**YOUR TASK**
What lines of the data hold the string "Garrick"? Pull each one out.

**RECORDS PROVIDED**
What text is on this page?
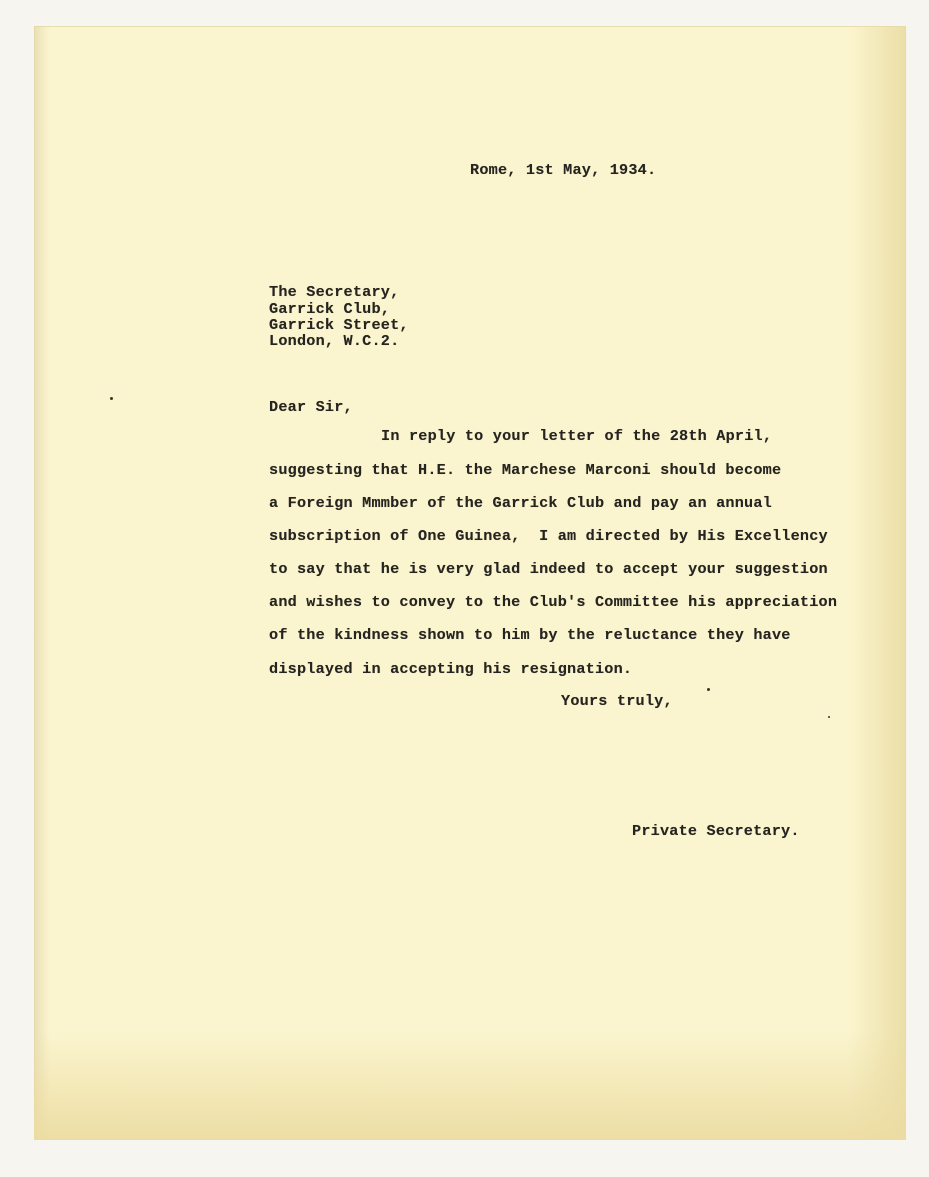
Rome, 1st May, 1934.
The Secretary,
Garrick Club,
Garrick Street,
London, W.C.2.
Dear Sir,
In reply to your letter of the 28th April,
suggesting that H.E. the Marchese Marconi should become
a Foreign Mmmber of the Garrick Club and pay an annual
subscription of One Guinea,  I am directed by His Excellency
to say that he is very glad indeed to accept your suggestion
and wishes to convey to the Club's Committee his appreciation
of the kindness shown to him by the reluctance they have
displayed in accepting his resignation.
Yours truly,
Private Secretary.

==

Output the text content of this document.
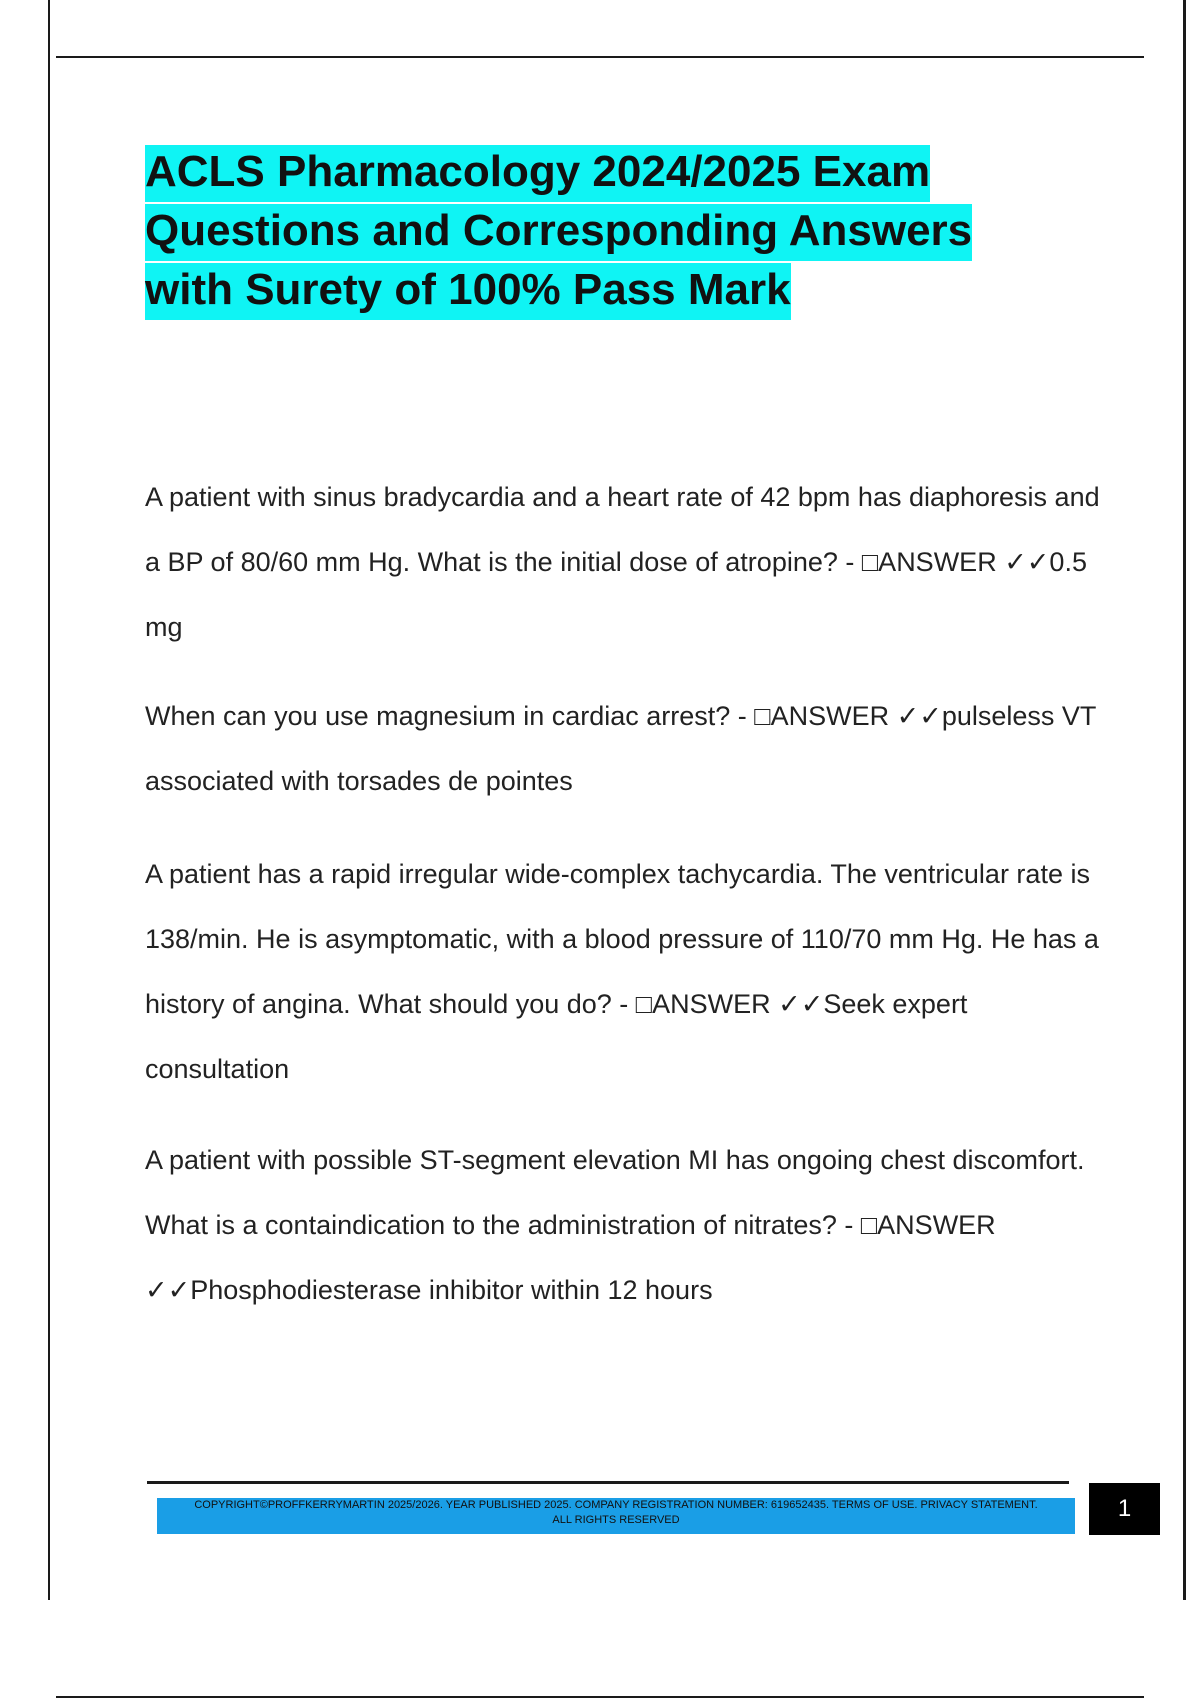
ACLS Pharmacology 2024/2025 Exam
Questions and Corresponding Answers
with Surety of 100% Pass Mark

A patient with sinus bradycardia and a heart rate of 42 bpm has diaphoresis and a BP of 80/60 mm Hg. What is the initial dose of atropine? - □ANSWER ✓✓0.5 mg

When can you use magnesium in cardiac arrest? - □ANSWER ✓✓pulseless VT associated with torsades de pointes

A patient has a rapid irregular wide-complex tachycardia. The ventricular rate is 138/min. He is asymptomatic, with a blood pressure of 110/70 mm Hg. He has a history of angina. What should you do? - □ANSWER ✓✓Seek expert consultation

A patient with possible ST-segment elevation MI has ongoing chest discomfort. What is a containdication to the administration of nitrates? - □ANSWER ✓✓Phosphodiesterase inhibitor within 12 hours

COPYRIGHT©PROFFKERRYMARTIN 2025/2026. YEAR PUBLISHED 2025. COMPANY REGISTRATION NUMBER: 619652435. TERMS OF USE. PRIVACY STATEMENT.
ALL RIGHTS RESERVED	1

**TASK SOLUTION**
Garrick Club,
Garrick Street,
a Foreign Mmmber of the Garrick Club and pay an annual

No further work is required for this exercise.